(REQUEST) Quote exactly, and only, the lines from the one with "Give me a plain-text" through the end of the listing.

(INPUT MATERIAL)
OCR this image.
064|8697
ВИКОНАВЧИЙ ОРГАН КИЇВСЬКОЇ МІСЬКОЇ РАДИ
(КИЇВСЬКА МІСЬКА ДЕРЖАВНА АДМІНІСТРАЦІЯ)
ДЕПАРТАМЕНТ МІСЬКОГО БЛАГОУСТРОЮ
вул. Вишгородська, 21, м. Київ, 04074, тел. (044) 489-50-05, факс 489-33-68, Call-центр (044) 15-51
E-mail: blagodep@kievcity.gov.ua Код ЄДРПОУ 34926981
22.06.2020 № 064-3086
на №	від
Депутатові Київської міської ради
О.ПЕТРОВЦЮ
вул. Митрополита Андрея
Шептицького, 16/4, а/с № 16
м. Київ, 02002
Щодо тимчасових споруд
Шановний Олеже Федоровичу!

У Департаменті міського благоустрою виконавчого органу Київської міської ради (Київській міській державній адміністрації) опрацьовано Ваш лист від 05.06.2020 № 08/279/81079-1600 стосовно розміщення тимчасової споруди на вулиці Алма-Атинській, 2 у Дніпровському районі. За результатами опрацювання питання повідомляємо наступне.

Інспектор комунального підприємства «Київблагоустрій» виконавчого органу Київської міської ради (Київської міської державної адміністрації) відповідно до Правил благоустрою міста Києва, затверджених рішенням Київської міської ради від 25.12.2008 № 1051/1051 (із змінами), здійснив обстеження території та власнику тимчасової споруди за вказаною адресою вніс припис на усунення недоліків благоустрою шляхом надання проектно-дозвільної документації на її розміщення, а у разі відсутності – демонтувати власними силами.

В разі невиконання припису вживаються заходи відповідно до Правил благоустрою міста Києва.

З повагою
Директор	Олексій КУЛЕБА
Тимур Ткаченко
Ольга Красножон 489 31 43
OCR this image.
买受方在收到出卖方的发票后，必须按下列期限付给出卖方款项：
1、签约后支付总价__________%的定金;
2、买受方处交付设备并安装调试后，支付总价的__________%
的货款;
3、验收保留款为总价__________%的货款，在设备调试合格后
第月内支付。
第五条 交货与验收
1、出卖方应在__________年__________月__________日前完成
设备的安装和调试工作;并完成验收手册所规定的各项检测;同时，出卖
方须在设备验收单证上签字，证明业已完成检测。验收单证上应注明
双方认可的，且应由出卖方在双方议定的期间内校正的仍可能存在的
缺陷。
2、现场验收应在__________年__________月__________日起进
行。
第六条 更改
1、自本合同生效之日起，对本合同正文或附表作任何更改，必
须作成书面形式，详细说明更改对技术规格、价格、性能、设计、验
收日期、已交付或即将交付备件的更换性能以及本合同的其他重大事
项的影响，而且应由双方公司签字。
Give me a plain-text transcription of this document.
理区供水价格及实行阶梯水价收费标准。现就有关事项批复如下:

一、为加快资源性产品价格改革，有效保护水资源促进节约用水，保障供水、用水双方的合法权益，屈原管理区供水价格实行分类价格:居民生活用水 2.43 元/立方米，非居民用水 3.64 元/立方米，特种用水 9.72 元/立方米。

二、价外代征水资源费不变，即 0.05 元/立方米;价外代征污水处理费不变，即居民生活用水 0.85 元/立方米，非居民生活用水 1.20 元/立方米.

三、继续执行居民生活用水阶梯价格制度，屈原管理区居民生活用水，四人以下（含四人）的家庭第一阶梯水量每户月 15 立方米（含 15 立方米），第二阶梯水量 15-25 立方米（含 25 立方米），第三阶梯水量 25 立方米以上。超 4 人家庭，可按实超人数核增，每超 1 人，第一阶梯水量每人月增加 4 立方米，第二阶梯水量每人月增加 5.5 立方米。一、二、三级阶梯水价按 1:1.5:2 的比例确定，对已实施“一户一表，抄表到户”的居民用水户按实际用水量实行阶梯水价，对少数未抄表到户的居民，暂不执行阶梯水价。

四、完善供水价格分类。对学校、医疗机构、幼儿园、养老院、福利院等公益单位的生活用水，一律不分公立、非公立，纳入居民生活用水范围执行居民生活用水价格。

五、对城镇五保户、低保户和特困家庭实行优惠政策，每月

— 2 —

(OUTPUT)
Give me a plain-text transcription of this document.
理区供水价格及实行阶梯水价收费标准。现就有关事项批复如下:

一、为加快资源性产品价格改革，有效保护水资源促进节约用水，保障供水、用水双方的合法权益，屈原管理区供水价格实行分类价格:居民生活用水 2.43 元/立方米，非居民用水 3.64 元/立方米，特种用水 9.72 元/立方米。

二、价外代征水资源费不变，即 0.05 元/立方米;价外代征污水处理费不变，即居民生活用水 0.85 元/立方米，非居民生活用水 1.20 元/立方米.

三、继续执行居民生活用水阶梯价格制度，屈原管理区居民生活用水，四人以下（含四人）的家庭第一阶梯水量每户月 15 立方米（含 15 立方米），第二阶梯水量 15-25 立方米（含 25 立方米），第三阶梯水量 25 立方米以上。超 4 人家庭，可按实超人数核增，每超 1 人，第一阶梯水量每人月增加 4 立方米，第二阶梯水量每人月增加 5.5 立方米。一、二、三级阶梯水价按 1:1.5:2 的比例确定，对已实施“一户一表，抄表到户”的居民用水户按实际用水量实行阶梯水价，对少数未抄表到户的居民，暂不执行阶梯水价。

四、完善供水价格分类。对学校、医疗机构、幼儿园、养老院、福利院等公益单位的生活用水，一律不分公立、非公立，纳入居民生活用水范围执行居民生活用水价格。

五、对城镇五保户、低保户和特困家庭实行优惠政策，每月

— 2 —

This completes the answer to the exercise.